→ **Exercise objective**: Take from the listing each line that has the string "Structure".

--- START OF Data to process ---

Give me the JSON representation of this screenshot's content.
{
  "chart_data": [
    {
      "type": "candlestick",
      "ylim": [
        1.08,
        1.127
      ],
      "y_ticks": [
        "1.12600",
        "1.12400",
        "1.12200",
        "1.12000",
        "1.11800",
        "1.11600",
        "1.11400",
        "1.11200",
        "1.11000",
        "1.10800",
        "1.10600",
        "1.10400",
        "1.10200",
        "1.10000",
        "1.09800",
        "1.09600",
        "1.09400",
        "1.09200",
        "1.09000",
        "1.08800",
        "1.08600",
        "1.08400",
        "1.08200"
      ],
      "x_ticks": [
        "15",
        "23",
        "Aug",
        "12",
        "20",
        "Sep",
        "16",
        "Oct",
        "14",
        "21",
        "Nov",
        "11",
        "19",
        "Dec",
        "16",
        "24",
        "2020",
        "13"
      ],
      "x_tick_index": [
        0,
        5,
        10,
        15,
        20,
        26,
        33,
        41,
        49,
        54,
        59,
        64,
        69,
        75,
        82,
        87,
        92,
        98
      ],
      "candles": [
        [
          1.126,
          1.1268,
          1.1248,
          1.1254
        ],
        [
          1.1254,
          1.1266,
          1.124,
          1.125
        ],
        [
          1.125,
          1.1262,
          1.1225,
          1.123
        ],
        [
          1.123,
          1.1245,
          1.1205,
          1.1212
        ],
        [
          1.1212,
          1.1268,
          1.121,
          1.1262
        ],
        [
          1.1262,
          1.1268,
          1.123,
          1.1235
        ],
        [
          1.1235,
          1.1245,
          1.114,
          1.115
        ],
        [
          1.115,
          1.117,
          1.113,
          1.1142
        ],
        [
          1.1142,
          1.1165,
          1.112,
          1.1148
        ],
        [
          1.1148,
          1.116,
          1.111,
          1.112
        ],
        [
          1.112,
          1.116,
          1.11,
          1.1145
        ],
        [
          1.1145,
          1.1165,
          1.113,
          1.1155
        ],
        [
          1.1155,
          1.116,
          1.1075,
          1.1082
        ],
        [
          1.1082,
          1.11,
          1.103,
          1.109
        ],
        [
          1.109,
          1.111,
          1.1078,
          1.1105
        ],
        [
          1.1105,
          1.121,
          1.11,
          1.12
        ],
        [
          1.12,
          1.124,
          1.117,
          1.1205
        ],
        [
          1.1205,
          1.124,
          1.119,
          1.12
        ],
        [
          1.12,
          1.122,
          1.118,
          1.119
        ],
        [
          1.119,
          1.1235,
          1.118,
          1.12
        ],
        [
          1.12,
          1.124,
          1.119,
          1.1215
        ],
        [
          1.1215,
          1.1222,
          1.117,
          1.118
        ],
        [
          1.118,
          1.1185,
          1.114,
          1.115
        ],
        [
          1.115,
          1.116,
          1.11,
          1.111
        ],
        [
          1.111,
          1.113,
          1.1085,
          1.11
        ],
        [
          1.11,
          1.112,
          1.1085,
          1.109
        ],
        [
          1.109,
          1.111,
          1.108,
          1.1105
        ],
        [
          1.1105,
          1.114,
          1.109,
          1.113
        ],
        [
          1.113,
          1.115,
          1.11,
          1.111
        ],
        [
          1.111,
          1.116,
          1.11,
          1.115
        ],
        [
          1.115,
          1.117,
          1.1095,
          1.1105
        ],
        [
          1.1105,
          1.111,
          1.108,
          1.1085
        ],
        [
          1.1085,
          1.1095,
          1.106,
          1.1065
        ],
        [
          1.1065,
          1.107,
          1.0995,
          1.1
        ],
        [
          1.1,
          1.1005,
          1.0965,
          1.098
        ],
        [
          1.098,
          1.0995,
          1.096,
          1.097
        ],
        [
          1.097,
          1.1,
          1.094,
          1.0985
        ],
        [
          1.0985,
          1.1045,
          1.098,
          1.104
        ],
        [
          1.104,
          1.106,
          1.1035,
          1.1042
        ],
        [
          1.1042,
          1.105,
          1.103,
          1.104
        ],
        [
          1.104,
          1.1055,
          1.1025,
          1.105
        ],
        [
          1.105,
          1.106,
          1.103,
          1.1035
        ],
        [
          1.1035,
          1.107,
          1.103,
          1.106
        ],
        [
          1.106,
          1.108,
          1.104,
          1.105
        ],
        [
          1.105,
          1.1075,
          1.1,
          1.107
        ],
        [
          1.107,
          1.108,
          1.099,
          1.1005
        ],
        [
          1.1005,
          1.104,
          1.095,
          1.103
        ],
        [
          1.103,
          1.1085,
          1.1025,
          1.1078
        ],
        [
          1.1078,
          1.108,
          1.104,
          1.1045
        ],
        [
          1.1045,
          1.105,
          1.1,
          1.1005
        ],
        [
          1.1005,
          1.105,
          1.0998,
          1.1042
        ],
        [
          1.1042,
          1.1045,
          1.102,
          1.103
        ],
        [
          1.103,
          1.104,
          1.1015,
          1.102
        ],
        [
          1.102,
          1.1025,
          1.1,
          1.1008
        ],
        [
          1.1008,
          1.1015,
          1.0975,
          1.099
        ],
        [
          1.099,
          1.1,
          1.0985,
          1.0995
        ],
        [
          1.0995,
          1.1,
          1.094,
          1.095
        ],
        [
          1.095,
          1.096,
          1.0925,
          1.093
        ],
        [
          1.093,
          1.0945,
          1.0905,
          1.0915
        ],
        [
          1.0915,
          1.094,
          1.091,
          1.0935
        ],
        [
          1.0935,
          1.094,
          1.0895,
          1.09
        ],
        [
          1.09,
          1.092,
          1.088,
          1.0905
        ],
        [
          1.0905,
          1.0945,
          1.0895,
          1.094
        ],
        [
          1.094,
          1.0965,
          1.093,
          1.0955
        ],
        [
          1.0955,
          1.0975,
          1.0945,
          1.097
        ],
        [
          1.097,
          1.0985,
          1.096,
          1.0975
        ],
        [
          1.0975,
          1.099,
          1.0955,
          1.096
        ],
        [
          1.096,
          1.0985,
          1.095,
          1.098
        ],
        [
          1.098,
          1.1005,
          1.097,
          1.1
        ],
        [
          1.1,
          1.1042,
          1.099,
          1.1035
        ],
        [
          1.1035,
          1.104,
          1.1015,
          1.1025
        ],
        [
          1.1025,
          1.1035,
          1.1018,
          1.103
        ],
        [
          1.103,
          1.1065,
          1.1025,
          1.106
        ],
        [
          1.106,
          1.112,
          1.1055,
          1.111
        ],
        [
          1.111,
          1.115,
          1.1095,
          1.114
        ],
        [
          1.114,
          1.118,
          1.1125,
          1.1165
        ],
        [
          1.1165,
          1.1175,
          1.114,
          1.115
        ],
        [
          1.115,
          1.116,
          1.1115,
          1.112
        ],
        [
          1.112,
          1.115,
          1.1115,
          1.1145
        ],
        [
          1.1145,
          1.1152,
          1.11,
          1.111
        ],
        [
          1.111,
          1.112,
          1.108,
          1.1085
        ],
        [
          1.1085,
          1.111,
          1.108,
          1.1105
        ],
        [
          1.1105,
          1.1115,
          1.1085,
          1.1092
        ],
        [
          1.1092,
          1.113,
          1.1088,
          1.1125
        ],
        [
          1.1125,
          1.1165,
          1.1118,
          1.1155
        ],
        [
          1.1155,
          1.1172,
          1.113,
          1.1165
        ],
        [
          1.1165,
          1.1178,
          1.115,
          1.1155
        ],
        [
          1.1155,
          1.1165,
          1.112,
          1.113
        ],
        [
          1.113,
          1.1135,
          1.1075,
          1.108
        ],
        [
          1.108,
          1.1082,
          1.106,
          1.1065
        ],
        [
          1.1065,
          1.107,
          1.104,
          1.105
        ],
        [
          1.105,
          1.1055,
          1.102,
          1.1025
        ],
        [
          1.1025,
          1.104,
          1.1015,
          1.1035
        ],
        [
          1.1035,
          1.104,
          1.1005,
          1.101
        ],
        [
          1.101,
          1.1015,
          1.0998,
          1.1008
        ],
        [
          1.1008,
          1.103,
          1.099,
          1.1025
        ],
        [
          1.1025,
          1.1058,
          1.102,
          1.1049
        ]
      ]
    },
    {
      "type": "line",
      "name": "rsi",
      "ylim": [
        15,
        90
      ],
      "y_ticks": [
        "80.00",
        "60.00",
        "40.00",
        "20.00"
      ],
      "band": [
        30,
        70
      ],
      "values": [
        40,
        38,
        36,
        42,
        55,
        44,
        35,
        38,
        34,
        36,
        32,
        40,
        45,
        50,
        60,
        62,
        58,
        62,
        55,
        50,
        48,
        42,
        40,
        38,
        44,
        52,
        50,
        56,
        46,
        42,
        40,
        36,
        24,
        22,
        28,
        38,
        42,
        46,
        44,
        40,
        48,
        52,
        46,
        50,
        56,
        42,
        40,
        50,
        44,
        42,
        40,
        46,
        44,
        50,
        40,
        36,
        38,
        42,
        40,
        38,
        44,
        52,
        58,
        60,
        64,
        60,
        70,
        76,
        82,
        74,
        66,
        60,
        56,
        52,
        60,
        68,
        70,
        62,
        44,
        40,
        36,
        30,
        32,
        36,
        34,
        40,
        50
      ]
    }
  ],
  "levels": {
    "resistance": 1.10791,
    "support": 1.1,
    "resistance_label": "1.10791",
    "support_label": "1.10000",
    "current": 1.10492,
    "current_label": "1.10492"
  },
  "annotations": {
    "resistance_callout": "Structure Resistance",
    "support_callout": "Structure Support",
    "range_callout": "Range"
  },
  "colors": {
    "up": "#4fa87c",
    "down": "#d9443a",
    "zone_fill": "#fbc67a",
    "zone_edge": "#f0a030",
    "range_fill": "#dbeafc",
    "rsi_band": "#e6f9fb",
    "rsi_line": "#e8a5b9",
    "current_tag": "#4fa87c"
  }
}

--- END OF Data to process ---

→ **Finished answer**:
    "resistance_callout": "Structure Resistance",
    "support_callout": "Structure Support",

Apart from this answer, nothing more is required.